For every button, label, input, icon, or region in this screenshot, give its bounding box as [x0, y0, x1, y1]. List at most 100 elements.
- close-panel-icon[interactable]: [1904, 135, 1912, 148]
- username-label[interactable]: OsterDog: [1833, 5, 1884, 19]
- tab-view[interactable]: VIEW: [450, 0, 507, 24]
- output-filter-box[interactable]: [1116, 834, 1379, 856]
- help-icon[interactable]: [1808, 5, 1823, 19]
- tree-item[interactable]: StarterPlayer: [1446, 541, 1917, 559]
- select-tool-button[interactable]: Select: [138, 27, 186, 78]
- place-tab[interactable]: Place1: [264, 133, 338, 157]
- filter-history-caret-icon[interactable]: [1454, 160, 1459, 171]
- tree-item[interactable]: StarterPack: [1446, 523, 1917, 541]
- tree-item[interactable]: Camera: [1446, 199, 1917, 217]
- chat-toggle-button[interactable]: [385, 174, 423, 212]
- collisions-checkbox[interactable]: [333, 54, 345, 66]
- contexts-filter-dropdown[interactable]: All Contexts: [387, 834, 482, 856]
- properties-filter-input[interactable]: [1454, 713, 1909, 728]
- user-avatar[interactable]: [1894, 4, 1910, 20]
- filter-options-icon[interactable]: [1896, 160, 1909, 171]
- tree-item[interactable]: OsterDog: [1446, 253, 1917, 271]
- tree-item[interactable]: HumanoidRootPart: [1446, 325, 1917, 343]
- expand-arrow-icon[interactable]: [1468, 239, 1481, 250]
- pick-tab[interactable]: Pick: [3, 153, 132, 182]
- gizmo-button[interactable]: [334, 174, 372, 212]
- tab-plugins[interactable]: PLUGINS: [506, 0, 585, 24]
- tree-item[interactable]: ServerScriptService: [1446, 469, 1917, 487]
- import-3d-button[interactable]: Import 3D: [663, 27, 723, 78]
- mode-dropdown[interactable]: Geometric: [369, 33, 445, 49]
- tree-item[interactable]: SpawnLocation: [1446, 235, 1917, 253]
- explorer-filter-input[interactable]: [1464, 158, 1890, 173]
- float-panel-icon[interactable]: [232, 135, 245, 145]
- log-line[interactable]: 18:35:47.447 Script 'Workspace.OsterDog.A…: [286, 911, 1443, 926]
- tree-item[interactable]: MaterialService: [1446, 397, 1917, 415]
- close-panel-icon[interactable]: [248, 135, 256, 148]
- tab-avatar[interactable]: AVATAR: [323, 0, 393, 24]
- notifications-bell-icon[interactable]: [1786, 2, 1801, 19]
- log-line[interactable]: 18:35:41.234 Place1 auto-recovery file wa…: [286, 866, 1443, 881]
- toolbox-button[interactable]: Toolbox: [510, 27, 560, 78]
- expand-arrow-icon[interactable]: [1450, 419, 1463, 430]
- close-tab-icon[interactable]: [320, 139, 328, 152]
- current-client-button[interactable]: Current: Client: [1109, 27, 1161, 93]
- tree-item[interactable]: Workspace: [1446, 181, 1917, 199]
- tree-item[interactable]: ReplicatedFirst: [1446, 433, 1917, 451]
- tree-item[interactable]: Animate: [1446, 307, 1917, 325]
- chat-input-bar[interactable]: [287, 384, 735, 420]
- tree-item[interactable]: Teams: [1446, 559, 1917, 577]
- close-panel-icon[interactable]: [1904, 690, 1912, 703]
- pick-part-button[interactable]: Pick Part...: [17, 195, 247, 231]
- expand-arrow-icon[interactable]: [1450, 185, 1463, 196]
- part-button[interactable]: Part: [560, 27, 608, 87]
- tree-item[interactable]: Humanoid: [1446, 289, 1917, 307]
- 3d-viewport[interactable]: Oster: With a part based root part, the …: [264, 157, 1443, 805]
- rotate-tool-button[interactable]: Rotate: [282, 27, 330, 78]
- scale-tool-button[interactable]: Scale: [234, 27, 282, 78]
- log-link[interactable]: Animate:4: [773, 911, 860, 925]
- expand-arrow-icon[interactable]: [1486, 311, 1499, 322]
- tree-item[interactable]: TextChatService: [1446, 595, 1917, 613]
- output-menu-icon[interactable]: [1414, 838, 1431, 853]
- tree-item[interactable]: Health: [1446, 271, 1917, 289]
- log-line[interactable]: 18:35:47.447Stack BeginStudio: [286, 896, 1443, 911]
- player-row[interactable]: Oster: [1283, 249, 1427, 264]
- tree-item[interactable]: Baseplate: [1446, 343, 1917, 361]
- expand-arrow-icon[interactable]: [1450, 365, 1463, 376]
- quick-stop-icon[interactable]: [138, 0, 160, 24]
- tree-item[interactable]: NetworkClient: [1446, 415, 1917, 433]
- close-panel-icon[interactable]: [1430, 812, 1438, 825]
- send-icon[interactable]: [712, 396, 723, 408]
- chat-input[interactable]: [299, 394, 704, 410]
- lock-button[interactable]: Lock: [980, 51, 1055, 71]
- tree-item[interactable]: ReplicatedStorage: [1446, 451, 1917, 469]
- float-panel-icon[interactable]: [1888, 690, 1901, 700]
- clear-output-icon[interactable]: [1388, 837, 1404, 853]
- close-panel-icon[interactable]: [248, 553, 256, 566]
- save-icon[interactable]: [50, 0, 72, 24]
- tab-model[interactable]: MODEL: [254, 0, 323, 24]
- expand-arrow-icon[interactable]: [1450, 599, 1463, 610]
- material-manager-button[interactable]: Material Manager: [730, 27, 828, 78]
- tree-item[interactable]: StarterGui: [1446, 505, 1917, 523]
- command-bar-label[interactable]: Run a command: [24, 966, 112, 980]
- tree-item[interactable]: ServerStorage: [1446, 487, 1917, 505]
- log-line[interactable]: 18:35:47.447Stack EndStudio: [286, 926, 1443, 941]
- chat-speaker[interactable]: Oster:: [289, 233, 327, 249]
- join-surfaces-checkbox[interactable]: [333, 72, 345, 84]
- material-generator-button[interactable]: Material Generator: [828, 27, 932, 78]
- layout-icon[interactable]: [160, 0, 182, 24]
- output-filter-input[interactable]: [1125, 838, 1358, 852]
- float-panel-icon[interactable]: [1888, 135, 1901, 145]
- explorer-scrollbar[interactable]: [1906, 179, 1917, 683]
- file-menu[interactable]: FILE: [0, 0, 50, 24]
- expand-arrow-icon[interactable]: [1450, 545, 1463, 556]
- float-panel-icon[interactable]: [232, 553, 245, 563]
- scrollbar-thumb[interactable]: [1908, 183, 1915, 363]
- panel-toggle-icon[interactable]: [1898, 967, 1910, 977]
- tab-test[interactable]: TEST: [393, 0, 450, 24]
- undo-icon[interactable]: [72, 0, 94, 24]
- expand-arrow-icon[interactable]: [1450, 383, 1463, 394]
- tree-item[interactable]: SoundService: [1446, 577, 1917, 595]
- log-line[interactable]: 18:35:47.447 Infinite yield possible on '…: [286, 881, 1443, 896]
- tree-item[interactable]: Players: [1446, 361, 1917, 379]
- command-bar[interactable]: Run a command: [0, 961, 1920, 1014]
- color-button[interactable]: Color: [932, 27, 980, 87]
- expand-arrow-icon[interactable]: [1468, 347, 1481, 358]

○ ○ ○ ○ ○ ○ ○

• **OBJECTIVE**
Which lines in the entries above contain the string "input"? Select every such line and copy it out in full.

• **WORKED ANSWER**
For every button, label, input, icon, or region in this screenshot, give its bounding box as [x0, y0, x1, y1]. List at most 100 elements.
- properties-filter-input[interactable]: [1454, 713, 1909, 728]
- explorer-filter-input[interactable]: [1464, 158, 1890, 173]
- chat-input-bar[interactable]: [287, 384, 735, 420]
- chat-input[interactable]: [299, 394, 704, 410]
- output-filter-input[interactable]: [1125, 838, 1358, 852]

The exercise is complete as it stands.